EXERCISE DIRECTIONS
Reproduce the data that follows in its entirety, character for character.

Saved data entries:
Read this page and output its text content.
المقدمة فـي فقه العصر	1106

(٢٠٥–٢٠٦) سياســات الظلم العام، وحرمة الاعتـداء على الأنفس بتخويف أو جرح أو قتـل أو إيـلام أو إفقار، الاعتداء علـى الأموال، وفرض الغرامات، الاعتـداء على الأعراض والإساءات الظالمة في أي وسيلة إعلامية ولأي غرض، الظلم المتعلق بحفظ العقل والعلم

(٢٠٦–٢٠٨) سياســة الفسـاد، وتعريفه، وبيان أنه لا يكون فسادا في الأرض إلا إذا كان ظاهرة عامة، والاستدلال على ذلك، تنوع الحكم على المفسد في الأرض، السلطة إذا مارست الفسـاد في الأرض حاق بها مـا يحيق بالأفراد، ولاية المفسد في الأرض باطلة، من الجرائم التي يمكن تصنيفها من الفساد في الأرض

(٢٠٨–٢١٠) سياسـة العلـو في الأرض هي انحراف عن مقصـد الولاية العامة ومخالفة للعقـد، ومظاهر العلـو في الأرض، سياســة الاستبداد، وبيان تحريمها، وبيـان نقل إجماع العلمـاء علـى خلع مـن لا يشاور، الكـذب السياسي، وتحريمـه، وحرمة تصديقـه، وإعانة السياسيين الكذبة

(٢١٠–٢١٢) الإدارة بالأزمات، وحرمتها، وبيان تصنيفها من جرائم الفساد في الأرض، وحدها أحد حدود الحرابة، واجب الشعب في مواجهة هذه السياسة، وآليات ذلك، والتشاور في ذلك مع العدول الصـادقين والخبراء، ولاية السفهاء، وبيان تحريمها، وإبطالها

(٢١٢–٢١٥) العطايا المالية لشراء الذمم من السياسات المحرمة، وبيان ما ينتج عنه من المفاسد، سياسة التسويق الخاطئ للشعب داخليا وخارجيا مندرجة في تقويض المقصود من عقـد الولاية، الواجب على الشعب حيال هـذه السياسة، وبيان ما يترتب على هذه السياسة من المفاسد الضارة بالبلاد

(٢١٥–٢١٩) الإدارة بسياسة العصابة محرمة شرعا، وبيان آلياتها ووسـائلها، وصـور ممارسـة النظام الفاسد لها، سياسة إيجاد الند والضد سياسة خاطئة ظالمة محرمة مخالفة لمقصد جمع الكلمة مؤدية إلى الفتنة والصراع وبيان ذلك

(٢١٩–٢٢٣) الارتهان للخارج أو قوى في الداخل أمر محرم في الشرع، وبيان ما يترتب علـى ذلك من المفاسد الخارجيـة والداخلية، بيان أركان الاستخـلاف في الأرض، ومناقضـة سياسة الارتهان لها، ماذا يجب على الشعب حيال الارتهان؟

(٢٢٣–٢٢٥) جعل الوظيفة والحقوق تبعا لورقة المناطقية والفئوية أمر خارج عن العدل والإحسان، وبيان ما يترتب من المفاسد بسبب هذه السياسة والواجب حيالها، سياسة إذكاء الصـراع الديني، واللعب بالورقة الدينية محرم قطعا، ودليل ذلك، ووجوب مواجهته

COMPLETED TASK
Read this page and output its text content.
المقدمة فـي فقه العصر	1106

(٢٠٥–٢٠٦) سياســات الظلم العام، وحرمة الاعتـداء على الأنفس بتخويف أو جرح أو قتـل أو إيـلام أو إفقار، الاعتداء علـى الأموال، وفرض الغرامات، الاعتـداء على الأعراض والإساءات الظالمة في أي وسيلة إعلامية ولأي غرض، الظلم المتعلق بحفظ العقل والعلم

(٢٠٦–٢٠٨) سياســة الفسـاد، وتعريفه، وبيان أنه لا يكون فسادا في الأرض إلا إذا كان ظاهرة عامة، والاستدلال على ذلك، تنوع الحكم على المفسد في الأرض، السلطة إذا مارست الفسـاد في الأرض حاق بها مـا يحيق بالأفراد، ولاية المفسد في الأرض باطلة، من الجرائم التي يمكن تصنيفها من الفساد في الأرض

(٢٠٨–٢١٠) سياسـة العلـو في الأرض هي انحراف عن مقصـد الولاية العامة ومخالفة للعقـد، ومظاهر العلـو في الأرض، سياســة الاستبداد، وبيان تحريمها، وبيـان نقل إجماع العلمـاء علـى خلع مـن لا يشاور، الكـذب السياسي، وتحريمـه، وحرمة تصديقـه، وإعانة السياسيين الكذبة

(٢١٠–٢١٢) الإدارة بالأزمات، وحرمتها، وبيان تصنيفها من جرائم الفساد في الأرض، وحدها أحد حدود الحرابة، واجب الشعب في مواجهة هذه السياسة، وآليات ذلك، والتشاور في ذلك مع العدول الصـادقين والخبراء، ولاية السفهاء، وبيان تحريمها، وإبطالها

(٢١٢–٢١٥) العطايا المالية لشراء الذمم من السياسات المحرمة، وبيان ما ينتج عنه من المفاسد، سياسة التسويق الخاطئ للشعب داخليا وخارجيا مندرجة في تقويض المقصود من عقـد الولاية، الواجب على الشعب حيال هـذه السياسة، وبيان ما يترتب على هذه السياسة من المفاسد الضارة بالبلاد

(٢١٥–٢١٩) الإدارة بسياسة العصابة محرمة شرعا، وبيان آلياتها ووسـائلها، وصـور ممارسـة النظام الفاسد لها، سياسة إيجاد الند والضد سياسة خاطئة ظالمة محرمة مخالفة لمقصد جمع الكلمة مؤدية إلى الفتنة والصراع وبيان ذلك

(٢١٩–٢٢٣) الارتهان للخارج أو قوى في الداخل أمر محرم في الشرع، وبيان ما يترتب علـى ذلك من المفاسد الخارجيـة والداخلية، بيان أركان الاستخـلاف في الأرض، ومناقضـة سياسة الارتهان لها، ماذا يجب على الشعب حيال الارتهان؟

(٢٢٣–٢٢٥) جعل الوظيفة والحقوق تبعا لورقة المناطقية والفئوية أمر خارج عن العدل والإحسان، وبيان ما يترتب من المفاسد بسبب هذه السياسة والواجب حيالها، سياسة إذكاء الصـراع الديني، واللعب بالورقة الدينية محرم قطعا، ودليل ذلك، ووجوب مواجهته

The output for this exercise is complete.